**THE REQUEST:** Output the entries below exactly as written, omitting pictures.

**Stored data:**
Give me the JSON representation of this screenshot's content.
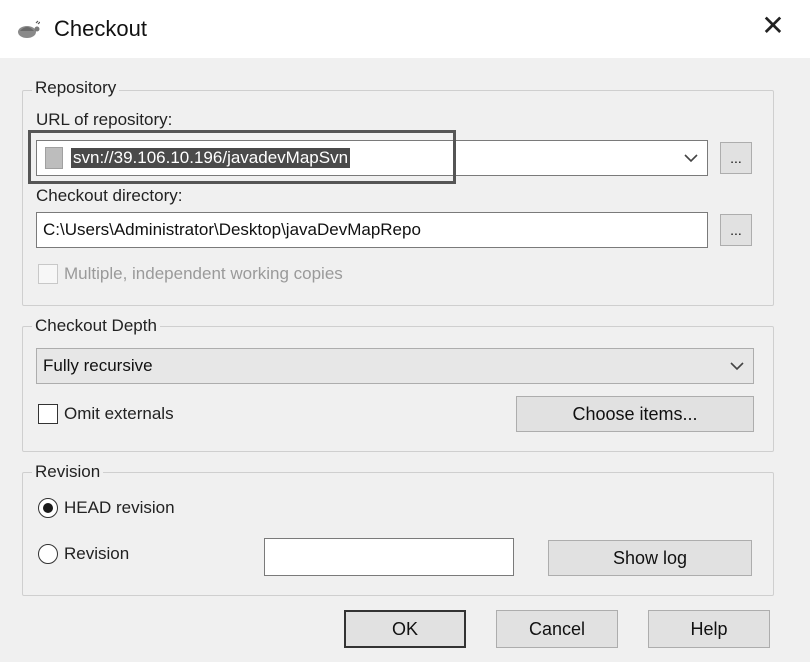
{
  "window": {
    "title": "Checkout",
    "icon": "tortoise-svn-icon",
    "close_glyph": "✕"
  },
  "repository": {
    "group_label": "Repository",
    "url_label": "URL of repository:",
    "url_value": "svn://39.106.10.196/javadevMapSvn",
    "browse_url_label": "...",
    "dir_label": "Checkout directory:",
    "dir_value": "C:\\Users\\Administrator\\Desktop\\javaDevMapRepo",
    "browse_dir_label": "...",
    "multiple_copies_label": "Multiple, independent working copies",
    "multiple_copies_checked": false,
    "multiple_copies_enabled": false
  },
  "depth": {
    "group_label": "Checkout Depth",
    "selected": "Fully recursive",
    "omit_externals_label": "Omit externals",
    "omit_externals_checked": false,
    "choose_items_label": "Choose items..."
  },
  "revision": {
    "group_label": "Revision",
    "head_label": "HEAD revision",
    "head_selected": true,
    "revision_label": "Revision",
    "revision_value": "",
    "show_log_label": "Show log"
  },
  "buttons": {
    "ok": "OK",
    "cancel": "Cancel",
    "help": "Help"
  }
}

**WRITTEN SOLUTION:**
Give me the JSON representation of this screenshot's content.
{
  "window": {
    "title": "Checkout",
    "icon": "tortoise-svn-icon",
    "close_glyph": "✕"
  },
  "repository": {
    "group_label": "Repository",
    "url_label": "URL of repository:",
    "url_value": "svn://39.106.10.196/javadevMapSvn",
    "browse_url_label": "...",
    "dir_label": "Checkout directory:",
    "dir_value": "C:\\Users\\Administrator\\Desktop\\javaDevMapRepo",
    "browse_dir_label": "...",
    "multiple_copies_label": "Multiple, independent working copies",
    "multiple_copies_checked": false,
    "multiple_copies_enabled": false
  },
  "depth": {
    "group_label": "Checkout Depth",
    "selected": "Fully recursive",
    "omit_externals_label": "Omit externals",
    "omit_externals_checked": false,
    "choose_items_label": "Choose items..."
  },
  "revision": {
    "group_label": "Revision",
    "head_label": "HEAD revision",
    "head_selected": true,
    "revision_label": "Revision",
    "revision_value": "",
    "show_log_label": "Show log"
  },
  "buttons": {
    "ok": "OK",
    "cancel": "Cancel",
    "help": "Help"
  }
}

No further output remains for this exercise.